*Your objective:*
Set the listing down again in full, word for word, with the pictures left out.

*Extracted material:*

■ ■ ■ ■

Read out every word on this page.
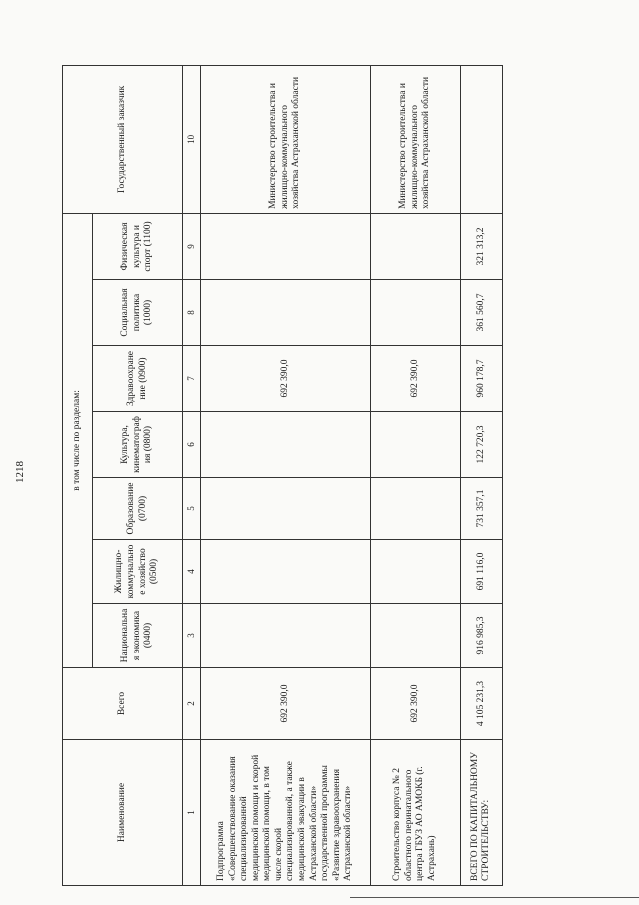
1218
Наименование	Всего	в том числе по разделам:							Государственный заказчик
		Национальная экономика (0400)	Жилищно-коммунальное хозяйство (0500)	Образование (0700)	Культура, кинематография (0800)	Здравоохранение (0900)	Социальная политика (1000)	Физическая культура и спорт (1100)	
1	2	3	4	5	6	7	8	9	10
Подпрограмма «Совершенствование оказания специализированной медицинской помощи и скорой медицинской помощи, в том числе скорой специализированной, а также медицинской эвакуации в Астраханской области» государственной программы «Развитие здравоохранения Астраханской области»	692 390,0					692 390,0			Министерство строительства и жилищно-коммунального хозяйства Астраханской области
Строительство корпуса № 2 областного перинатального центра ГБУЗ АО АМОКБ (г. Астрахань)	692 390,0					692 390,0			Министерство строительства и жилищно-коммунального хозяйства Астраханской области
ВСЕГО ПО КАПИТАЛЬНОМУ СТРОИТЕЛЬСТВУ:	4 105 231,3	916 985,3	691 116,0	731 357,1	122 720,3	960 178,7	361 560,7	321 313,2	
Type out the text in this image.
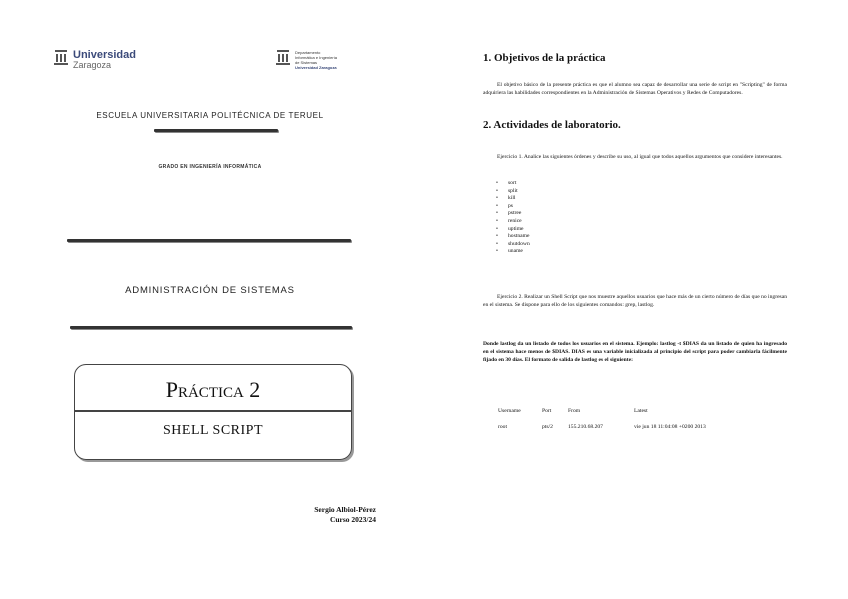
Universidad
Zaragoza
Departamento
Informática e Ingeniería
de Sistemas
Universidad Zaragoza
ESCUELA UNIVERSITARIA POLITÉCNICA DE TERUEL
GRADO EN INGENIERÍA INFORMÁTICA
ADMINISTRACIÓN DE SISTEMAS
Práctica 2
SHELL SCRIPT
Sergio Albiol-Pérez
Curso 2023/24
1. Objetivos de la práctica

El objetivo básico de la presente práctica es que el alumno sea capaz de desarrollar una serie de script en "Scripting" de forma adquiriera las habilidades correspondientes en la Administración de Sistemas Operativos y Redes de Computadores.

2. Actividades de laboratorio.

Ejercicio 1. Analice las siguientes órdenes y describe su uso, al igual que todos aquellos argumentos que considere interesantes.

• sort
• split
• kill
• ps
• pstree
• renice
• uptime
• hostname
• shutdown
• uname

Ejercicio 2. Realizar un Shell Script que nos muestre aquellos usuarios que hace más de un cierto número de días que no ingresan en el sistema. Se dispone para ello de los siguientes comandos: grep, lastlog.

Donde lastlog da un listado de todos los usuarios en el sistema. Ejemplo: lastlog -t $DIAS da un listado de quien ha ingresado en el sistema hace menos de $DIAS. DIAS es una variable inicializada al principio del script para poder cambiarla fácilmente fijado en 30 días. El formato de salida de lastlog es el siguiente:

Username	Port	From	Latest
root	pts/2	155.210.68.207	vie jun 18 11:04:08 +0200 2013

■ ■ ■ ■

*Solution to the problem:*
Read out every word on this page.
1218
Наименование	Всего	в том числе по разделам:							Государственный заказчик
		Национальная экономика (0400)	Жилищно-коммунальное хозяйство (0500)	Образование (0700)	Культура, кинематография (0800)	Здравоохранение (0900)	Социальная политика (1000)	Физическая культура и спорт (1100)	
1	2	3	4	5	6	7	8	9	10
Подпрограмма «Совершенствование оказания специализированной медицинской помощи и скорой медицинской помощи, в том числе скорой специализированной, а также медицинской эвакуации в Астраханской области» государственной программы «Развитие здравоохранения Астраханской области»	692 390,0					692 390,0			Министерство строительства и жилищно-коммунального хозяйства Астраханской области
Строительство корпуса № 2 областного перинатального центра ГБУЗ АО АМОКБ (г. Астрахань)	692 390,0					692 390,0			Министерство строительства и жилищно-коммунального хозяйства Астраханской области
ВСЕГО ПО КАПИТАЛЬНОМУ СТРОИТЕЛЬСТВУ:	4 105 231,3	916 985,3	691 116,0	731 357,1	122 720,3	960 178,7	361 560,7	321 313,2	
Type out the text in this image.
Universidad
Zaragoza
Departamento
Informática e Ingeniería
de Sistemas
Universidad Zaragoza
ESCUELA UNIVERSITARIA POLITÉCNICA DE TERUEL
GRADO EN INGENIERÍA INFORMÁTICA
ADMINISTRACIÓN DE SISTEMAS
Práctica 2
SHELL SCRIPT
Sergio Albiol-Pérez
Curso 2023/24
1. Objetivos de la práctica

El objetivo básico de la presente práctica es que el alumno sea capaz de desarrollar una serie de script en "Scripting" de forma adquiriera las habilidades correspondientes en la Administración de Sistemas Operativos y Redes de Computadores.

2. Actividades de laboratorio.

Ejercicio 1. Analice las siguientes órdenes y describe su uso, al igual que todos aquellos argumentos que considere interesantes.

• sort
• split
• kill
• ps
• pstree
• renice
• uptime
• hostname
• shutdown
• uname

Ejercicio 2. Realizar un Shell Script que nos muestre aquellos usuarios que hace más de un cierto número de días que no ingresan en el sistema. Se dispone para ello de los siguientes comandos: grep, lastlog.

Donde lastlog da un listado de todos los usuarios en el sistema. Ejemplo: lastlog -t $DIAS da un listado de quien ha ingresado en el sistema hace menos de $DIAS. DIAS es una variable inicializada al principio del script para poder cambiarla fácilmente fijado en 30 días. El formato de salida de lastlog es el siguiente:

Username	Port	From	Latest
root	pts/2	155.210.68.207	vie jun 18 11:04:08 +0200 2013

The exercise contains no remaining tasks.